▶ Written task: Pull out every line below that holds the word "investieren".

▶ Records for the task:
--- Begin ---

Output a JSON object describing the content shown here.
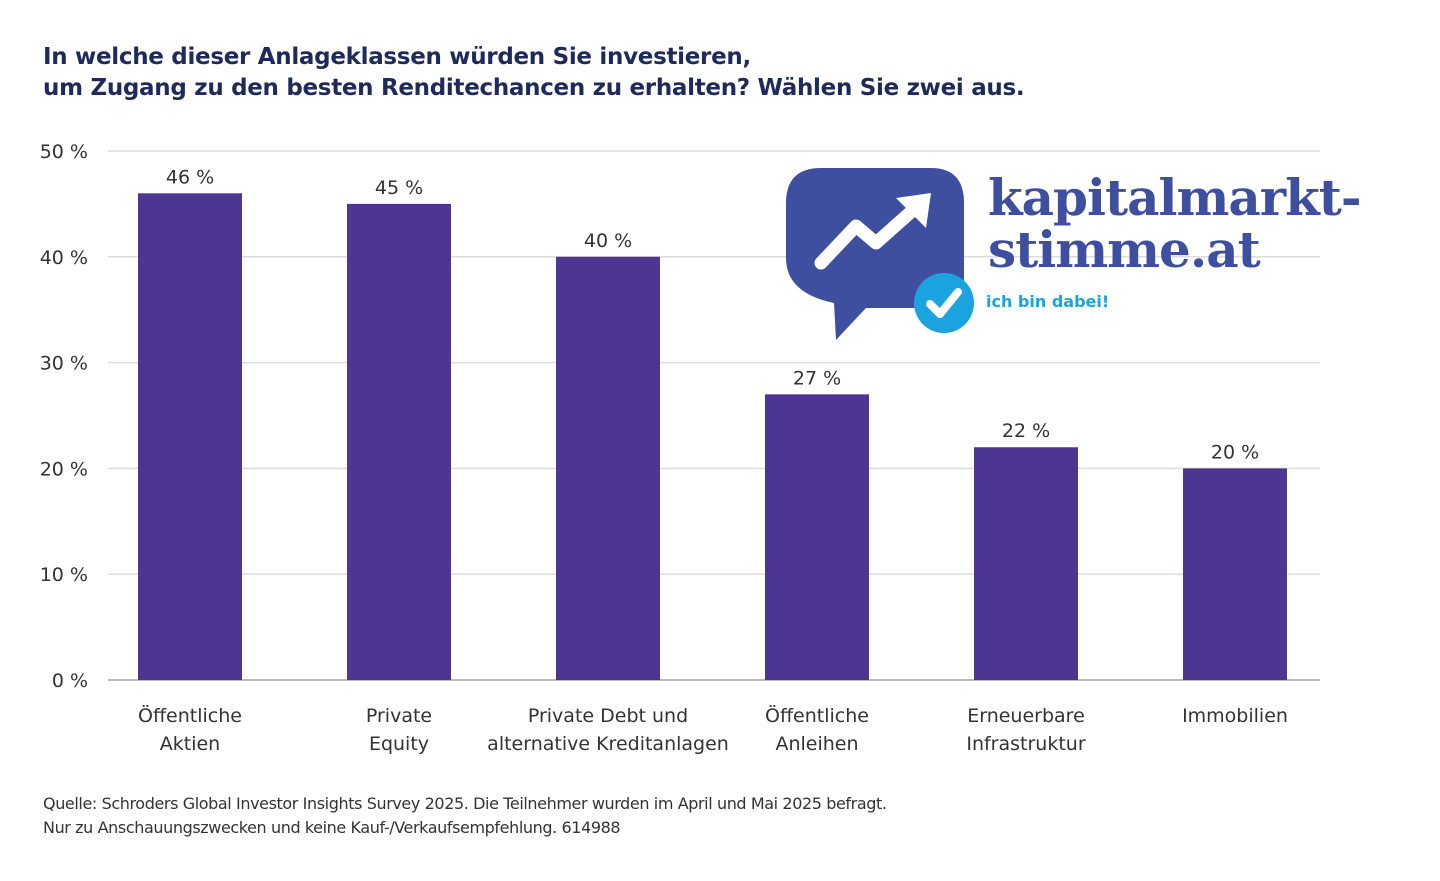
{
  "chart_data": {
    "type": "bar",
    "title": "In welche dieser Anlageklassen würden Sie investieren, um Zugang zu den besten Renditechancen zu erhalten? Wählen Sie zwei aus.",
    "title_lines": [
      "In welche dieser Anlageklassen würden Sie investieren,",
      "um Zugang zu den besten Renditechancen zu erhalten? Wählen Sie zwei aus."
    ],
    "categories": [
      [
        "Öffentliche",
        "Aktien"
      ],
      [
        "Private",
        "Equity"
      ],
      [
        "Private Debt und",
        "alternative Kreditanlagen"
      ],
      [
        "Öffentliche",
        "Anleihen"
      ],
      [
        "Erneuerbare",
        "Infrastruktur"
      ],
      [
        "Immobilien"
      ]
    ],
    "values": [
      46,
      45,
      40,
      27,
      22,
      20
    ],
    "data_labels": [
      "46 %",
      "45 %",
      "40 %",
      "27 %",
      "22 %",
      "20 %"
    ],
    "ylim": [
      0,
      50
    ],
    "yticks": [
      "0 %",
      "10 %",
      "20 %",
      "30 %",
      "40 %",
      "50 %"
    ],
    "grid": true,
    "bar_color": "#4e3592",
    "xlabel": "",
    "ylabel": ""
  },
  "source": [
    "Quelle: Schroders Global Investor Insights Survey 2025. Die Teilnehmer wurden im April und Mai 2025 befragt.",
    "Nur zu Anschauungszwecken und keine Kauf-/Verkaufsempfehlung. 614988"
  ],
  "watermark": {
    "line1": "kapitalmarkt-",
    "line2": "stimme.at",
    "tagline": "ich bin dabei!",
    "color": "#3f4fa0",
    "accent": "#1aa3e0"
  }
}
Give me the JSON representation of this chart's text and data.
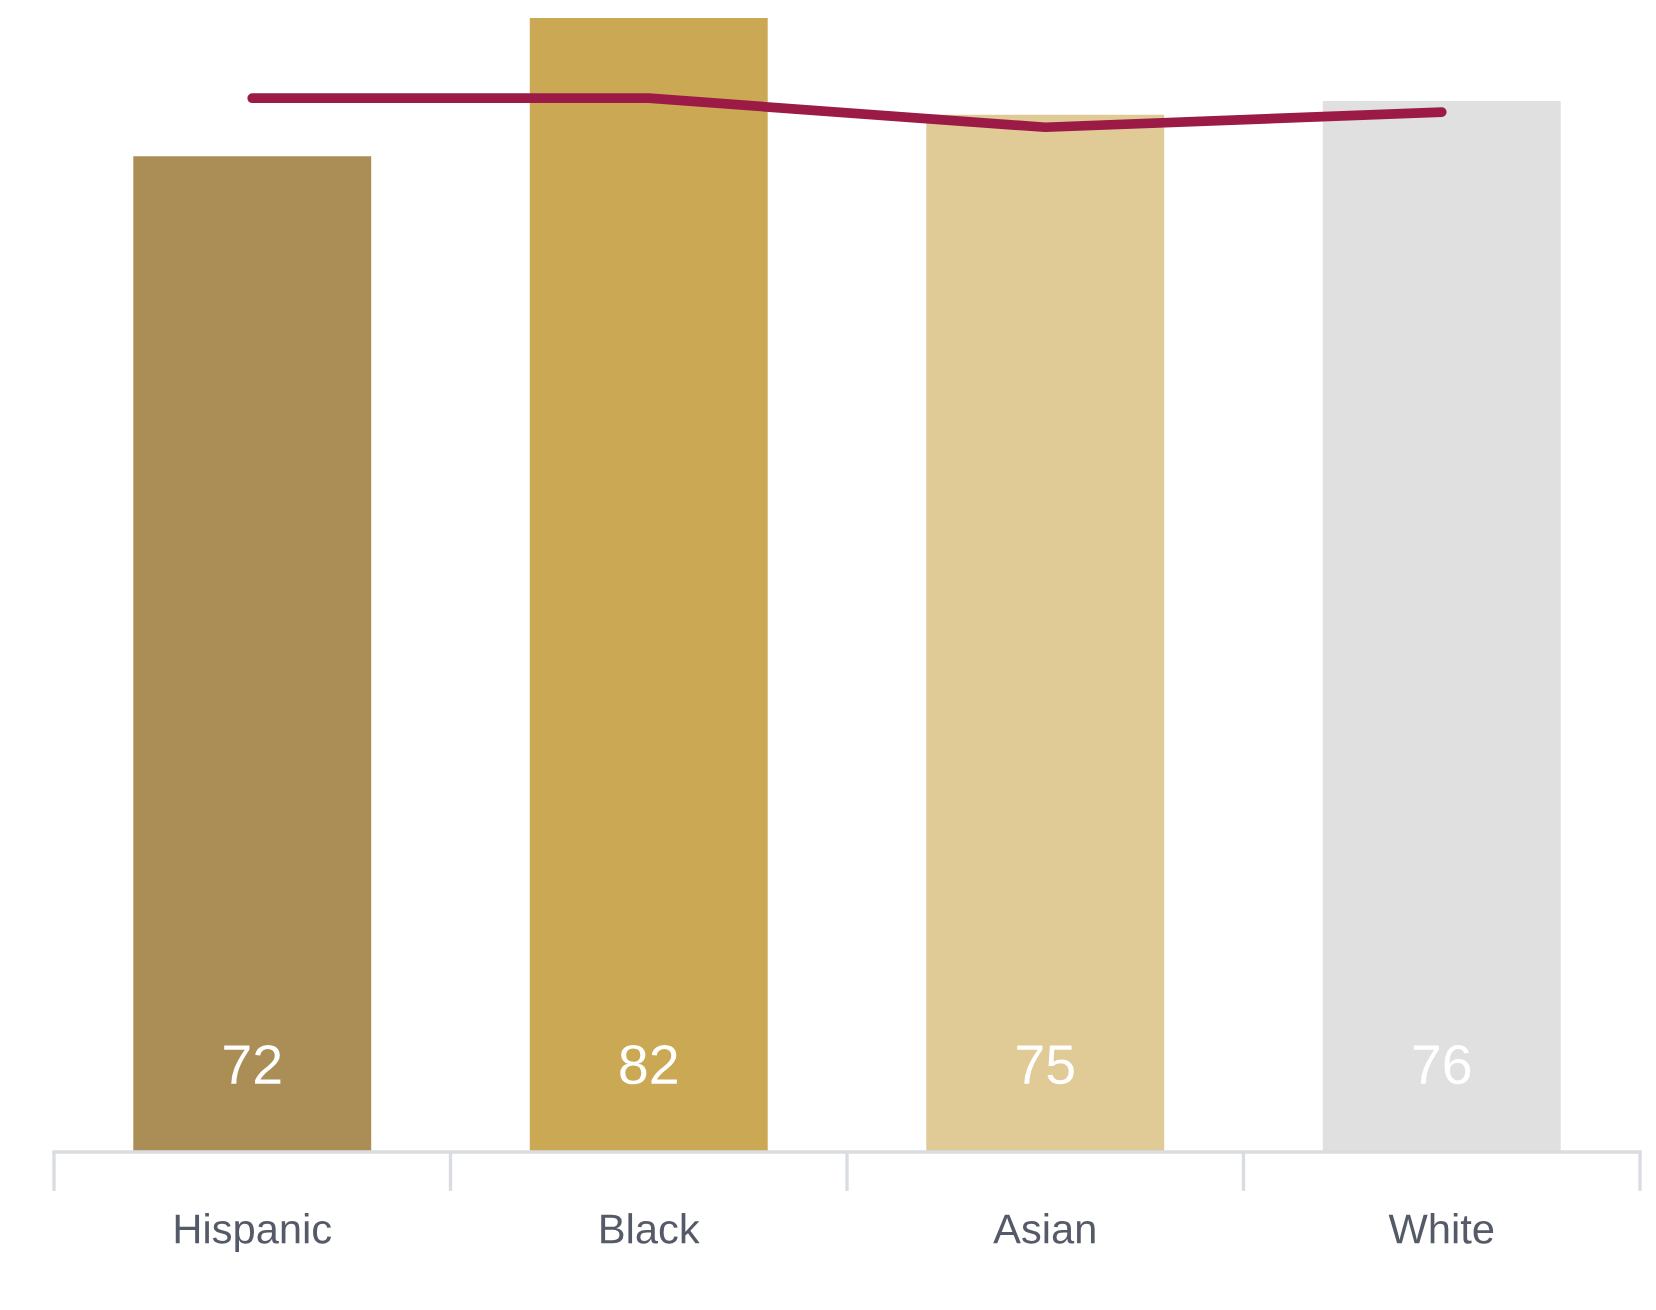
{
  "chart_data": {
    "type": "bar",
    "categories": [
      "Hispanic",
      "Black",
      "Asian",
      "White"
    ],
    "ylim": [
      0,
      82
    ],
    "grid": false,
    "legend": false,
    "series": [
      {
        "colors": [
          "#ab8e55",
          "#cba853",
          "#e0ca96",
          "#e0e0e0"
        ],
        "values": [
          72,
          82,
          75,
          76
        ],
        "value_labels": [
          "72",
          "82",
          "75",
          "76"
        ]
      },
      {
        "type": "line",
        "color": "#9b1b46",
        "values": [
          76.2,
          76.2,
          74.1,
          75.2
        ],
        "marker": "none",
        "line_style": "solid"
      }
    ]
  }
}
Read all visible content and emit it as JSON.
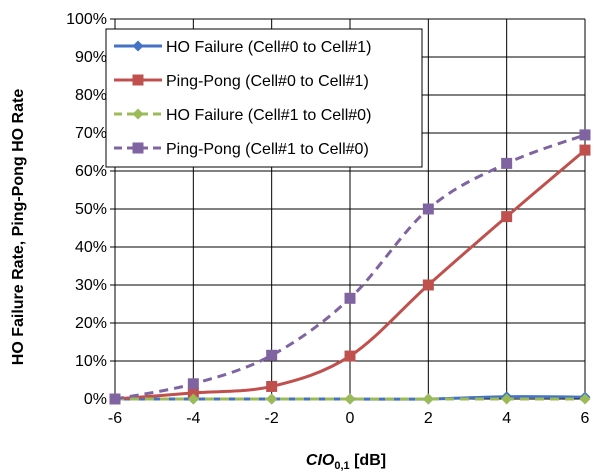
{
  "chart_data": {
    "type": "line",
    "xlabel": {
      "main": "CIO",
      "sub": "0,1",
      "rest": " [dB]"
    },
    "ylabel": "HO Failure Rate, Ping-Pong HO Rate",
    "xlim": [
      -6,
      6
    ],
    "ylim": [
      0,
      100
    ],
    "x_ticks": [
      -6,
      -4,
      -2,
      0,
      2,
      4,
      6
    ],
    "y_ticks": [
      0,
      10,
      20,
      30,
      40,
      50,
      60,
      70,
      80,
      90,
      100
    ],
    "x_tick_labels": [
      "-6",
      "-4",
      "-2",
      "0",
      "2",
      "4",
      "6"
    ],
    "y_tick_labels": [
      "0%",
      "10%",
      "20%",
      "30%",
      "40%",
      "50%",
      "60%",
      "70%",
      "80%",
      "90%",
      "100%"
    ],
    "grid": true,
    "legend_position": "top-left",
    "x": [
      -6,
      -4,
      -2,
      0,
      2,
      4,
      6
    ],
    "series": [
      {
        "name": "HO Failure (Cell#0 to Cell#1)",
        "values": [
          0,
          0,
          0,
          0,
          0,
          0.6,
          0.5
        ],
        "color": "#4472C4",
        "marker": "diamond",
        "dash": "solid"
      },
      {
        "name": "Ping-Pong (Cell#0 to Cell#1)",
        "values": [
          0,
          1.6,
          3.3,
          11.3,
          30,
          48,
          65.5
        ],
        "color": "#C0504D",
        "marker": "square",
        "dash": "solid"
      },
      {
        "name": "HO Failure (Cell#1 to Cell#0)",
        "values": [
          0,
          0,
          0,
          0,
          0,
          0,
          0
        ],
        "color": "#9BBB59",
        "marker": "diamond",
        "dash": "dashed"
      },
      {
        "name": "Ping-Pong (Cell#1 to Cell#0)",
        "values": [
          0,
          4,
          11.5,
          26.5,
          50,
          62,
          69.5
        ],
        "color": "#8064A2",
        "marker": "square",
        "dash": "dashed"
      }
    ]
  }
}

--- End ---

▶ Finished exercise:
    "title": "In welche dieser Anlageklassen würden Sie investieren, um Zugang zu den besten Renditechancen zu erhalten? Wählen Sie zwei aus.",
      "In welche dieser Anlageklassen würden Sie investieren,",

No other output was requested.